AIM OF THE EXERCISE: Lines that contain the string "this" are to be copied; leave out all others.

DATA EXTRACT:
>>>

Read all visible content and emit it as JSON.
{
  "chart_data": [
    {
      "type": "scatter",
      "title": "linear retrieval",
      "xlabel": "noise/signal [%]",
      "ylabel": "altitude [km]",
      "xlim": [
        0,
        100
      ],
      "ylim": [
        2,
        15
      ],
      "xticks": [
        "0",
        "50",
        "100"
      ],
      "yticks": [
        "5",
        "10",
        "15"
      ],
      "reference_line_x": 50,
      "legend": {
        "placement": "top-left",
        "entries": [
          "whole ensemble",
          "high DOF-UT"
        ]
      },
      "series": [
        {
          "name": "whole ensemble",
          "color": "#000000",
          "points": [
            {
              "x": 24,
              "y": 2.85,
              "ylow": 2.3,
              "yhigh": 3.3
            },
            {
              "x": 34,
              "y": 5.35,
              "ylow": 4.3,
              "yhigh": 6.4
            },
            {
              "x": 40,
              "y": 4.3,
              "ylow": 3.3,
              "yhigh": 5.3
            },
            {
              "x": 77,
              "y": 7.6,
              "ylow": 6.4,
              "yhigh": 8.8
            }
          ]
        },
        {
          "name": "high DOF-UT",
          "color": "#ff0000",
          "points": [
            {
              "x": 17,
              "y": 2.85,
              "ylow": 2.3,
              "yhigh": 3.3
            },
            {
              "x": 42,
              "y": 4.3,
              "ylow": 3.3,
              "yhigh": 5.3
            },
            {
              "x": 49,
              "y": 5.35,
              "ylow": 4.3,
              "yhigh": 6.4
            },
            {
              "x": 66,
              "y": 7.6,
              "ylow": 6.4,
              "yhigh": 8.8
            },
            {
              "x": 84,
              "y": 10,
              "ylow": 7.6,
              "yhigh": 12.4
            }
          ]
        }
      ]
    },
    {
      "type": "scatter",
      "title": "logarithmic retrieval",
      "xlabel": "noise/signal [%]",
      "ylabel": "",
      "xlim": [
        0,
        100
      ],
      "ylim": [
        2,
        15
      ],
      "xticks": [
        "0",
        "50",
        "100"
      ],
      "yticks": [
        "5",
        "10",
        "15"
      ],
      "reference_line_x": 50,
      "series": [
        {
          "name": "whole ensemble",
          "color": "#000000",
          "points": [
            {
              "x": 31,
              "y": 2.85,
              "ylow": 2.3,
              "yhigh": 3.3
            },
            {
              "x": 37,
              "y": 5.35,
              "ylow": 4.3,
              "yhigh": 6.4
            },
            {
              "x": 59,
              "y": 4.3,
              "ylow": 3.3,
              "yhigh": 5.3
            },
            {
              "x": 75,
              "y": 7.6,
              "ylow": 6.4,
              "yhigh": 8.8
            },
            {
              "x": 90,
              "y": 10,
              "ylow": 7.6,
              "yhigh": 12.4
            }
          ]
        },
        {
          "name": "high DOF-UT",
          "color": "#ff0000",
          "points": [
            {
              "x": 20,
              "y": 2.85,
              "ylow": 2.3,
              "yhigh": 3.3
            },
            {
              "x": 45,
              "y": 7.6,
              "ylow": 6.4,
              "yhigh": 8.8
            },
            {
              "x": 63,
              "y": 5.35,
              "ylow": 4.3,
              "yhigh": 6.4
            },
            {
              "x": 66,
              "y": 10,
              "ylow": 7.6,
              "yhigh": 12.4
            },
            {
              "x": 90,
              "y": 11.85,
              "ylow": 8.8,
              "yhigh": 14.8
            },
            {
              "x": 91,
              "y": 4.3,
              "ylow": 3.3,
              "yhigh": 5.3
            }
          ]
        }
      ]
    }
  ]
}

<<<
>>>

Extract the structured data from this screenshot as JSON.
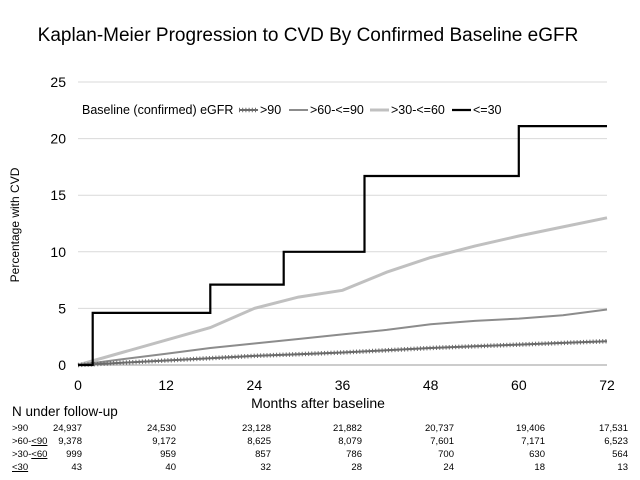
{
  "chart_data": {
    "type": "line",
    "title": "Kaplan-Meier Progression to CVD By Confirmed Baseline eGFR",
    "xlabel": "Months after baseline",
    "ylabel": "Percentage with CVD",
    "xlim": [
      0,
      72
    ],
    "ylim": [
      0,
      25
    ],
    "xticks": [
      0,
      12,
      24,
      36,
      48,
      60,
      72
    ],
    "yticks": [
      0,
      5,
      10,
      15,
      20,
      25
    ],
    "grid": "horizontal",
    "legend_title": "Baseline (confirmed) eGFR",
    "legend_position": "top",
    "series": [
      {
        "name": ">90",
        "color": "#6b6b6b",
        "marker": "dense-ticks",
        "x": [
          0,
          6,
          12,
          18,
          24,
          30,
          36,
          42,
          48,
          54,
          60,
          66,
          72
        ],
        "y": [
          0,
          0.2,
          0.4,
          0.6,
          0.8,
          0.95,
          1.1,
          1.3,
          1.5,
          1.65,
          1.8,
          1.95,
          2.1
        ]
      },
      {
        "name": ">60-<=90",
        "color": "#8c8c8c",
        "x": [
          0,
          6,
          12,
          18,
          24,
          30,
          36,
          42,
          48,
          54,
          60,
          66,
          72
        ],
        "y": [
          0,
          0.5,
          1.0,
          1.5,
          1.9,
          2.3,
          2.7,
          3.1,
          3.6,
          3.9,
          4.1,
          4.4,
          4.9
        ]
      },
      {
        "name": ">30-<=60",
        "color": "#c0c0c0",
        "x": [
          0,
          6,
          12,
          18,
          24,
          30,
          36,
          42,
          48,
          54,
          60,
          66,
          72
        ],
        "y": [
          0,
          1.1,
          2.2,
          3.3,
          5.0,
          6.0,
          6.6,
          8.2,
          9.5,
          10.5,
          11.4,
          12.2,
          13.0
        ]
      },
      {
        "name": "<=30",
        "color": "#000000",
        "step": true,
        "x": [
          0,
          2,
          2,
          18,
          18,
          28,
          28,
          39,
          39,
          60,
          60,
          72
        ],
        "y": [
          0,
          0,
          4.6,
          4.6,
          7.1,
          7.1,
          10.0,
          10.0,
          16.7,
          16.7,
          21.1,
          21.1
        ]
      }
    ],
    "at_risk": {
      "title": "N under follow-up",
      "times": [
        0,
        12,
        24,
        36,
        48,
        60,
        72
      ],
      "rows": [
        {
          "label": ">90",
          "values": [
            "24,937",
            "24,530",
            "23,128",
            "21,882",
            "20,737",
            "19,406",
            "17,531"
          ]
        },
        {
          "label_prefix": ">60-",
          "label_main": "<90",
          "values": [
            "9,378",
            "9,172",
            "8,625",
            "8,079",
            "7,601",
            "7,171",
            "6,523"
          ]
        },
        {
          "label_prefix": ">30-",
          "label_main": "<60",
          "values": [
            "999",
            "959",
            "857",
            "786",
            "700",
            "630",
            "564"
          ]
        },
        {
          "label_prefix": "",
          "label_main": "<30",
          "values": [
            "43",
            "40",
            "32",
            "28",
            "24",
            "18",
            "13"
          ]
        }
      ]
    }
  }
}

<<<
>>>

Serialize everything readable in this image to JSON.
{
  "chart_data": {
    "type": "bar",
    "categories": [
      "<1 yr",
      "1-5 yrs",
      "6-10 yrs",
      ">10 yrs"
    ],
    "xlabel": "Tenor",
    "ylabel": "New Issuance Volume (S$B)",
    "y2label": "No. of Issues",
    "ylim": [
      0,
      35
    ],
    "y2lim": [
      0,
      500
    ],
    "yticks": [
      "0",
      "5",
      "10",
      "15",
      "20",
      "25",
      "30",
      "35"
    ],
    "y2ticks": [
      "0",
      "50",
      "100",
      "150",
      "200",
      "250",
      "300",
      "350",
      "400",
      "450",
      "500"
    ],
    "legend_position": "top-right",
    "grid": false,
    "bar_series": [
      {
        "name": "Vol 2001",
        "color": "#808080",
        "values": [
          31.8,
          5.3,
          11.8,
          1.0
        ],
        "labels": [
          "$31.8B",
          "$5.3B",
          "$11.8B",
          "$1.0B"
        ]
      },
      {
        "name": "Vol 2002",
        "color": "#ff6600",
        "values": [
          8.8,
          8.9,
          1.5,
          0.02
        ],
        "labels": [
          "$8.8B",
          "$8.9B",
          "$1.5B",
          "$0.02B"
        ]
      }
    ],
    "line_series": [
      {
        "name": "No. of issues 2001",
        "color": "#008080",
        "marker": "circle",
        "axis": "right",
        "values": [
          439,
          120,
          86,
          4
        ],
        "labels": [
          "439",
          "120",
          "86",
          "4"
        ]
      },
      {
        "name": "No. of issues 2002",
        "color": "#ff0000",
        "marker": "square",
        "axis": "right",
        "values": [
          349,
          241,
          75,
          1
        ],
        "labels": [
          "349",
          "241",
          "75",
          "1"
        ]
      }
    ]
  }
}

<<<

CORRECT OUTPUT:
Extract the structured data from this screenshot as JSON.
Serialize everything readable in this image to JSON.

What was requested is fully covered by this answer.